### WRITTEN PROBLEM
Count the lines in the data below where the string "Observation" occurs, please, and give the number alone.

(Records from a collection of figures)
----

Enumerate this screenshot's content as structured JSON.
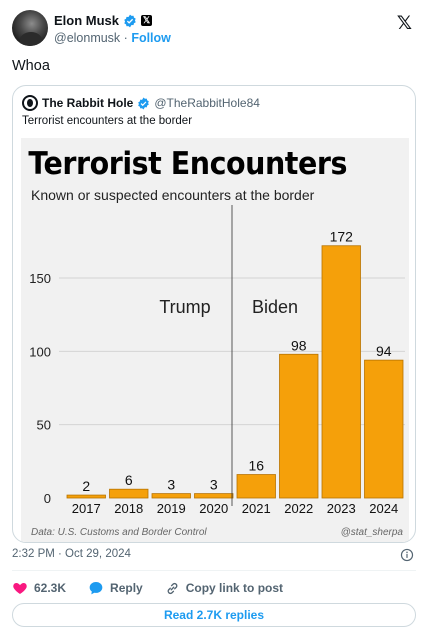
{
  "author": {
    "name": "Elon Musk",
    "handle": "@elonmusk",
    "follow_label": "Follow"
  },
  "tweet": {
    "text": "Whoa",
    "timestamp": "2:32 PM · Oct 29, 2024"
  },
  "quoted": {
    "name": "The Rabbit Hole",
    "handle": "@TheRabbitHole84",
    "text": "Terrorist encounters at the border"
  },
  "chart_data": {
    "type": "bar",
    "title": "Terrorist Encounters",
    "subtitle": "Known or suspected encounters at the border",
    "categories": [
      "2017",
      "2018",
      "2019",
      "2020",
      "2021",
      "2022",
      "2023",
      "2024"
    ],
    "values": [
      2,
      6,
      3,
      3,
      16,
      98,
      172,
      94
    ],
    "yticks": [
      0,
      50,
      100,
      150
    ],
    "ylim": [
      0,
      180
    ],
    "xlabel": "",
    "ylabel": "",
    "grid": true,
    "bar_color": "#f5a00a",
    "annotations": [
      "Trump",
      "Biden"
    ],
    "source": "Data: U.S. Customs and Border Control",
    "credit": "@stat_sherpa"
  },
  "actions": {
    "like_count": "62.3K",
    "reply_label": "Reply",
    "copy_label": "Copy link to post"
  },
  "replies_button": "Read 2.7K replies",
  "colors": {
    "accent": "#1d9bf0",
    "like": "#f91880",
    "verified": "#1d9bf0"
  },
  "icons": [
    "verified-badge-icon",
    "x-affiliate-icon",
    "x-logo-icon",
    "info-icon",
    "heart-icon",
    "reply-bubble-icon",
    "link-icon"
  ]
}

----

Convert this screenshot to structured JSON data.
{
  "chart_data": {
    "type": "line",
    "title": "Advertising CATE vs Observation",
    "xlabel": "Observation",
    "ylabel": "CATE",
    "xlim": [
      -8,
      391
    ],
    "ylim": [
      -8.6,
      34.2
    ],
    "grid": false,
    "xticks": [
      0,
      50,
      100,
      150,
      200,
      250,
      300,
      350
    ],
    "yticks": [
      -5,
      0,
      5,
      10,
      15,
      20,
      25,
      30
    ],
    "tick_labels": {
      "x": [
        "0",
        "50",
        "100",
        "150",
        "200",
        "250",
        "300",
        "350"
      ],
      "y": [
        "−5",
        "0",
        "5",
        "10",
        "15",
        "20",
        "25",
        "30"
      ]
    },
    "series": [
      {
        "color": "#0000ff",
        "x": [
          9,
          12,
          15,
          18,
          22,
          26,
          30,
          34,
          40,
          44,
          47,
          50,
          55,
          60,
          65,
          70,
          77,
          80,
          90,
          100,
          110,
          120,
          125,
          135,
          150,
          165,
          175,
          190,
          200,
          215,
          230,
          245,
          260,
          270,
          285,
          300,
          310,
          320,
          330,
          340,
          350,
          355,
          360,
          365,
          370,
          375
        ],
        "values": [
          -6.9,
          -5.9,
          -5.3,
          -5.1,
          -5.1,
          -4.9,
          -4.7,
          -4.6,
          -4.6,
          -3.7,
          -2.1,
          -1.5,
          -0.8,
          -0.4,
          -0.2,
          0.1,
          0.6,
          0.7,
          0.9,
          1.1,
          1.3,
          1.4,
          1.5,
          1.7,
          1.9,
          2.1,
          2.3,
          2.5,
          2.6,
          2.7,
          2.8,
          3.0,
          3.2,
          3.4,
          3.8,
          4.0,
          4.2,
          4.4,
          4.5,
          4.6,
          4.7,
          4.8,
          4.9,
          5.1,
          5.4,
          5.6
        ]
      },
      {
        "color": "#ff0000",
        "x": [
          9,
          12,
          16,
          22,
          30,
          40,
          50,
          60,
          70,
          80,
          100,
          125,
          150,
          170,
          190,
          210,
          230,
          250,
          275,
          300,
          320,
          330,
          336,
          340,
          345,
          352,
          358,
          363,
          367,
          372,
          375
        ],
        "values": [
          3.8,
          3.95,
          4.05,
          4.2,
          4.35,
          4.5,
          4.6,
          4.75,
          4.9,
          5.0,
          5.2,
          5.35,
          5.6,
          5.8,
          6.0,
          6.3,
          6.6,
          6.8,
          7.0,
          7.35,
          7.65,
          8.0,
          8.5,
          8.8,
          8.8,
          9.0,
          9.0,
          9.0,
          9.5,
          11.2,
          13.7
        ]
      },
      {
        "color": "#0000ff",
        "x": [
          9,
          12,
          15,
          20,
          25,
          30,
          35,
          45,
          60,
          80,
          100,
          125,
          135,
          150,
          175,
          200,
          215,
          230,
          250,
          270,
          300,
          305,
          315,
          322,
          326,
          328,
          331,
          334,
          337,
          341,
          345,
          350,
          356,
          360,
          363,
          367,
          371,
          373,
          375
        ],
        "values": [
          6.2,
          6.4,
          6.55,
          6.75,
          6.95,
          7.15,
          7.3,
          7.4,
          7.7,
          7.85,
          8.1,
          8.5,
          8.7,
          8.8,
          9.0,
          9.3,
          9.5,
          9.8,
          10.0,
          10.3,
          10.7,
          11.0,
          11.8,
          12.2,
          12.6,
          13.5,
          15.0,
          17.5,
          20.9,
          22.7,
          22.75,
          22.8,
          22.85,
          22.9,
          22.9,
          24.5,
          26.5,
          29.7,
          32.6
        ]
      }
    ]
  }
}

----

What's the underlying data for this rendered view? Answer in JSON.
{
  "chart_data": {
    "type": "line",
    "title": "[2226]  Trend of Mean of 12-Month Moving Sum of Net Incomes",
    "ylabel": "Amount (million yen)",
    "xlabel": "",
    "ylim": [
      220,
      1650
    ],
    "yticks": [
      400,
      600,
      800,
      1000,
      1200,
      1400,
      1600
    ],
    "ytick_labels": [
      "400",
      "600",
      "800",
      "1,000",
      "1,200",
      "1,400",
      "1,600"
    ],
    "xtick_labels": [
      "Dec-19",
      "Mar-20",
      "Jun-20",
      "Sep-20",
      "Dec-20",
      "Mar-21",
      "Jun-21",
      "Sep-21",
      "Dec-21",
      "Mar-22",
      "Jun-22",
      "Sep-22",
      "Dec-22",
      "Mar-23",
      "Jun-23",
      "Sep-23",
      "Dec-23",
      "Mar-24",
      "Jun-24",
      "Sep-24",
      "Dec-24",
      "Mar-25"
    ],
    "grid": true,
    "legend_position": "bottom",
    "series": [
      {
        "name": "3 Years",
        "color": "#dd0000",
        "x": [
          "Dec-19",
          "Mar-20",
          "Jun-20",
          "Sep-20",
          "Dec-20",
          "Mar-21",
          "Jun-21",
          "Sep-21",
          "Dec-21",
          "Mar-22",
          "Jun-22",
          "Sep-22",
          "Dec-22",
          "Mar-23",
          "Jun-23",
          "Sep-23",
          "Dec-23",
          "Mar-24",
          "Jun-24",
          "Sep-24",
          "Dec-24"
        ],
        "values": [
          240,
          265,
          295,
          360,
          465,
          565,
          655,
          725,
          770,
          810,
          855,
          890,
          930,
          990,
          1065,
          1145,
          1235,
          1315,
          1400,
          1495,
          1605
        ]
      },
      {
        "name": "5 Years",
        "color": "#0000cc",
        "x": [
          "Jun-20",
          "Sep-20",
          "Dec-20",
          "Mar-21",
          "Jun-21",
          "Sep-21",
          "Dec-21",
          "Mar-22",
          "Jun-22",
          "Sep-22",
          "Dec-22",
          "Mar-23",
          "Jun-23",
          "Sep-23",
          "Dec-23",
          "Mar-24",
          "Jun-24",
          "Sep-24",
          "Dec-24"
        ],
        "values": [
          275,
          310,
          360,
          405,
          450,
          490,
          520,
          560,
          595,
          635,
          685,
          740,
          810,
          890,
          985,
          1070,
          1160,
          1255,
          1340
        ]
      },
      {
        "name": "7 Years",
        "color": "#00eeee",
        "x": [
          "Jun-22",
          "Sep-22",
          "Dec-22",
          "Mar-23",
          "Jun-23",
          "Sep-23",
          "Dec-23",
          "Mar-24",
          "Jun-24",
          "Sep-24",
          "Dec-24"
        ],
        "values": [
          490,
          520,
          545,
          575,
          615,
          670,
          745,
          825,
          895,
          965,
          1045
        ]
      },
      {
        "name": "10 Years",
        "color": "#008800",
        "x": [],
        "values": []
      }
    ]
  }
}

----

### REPLY TO THE TASK
2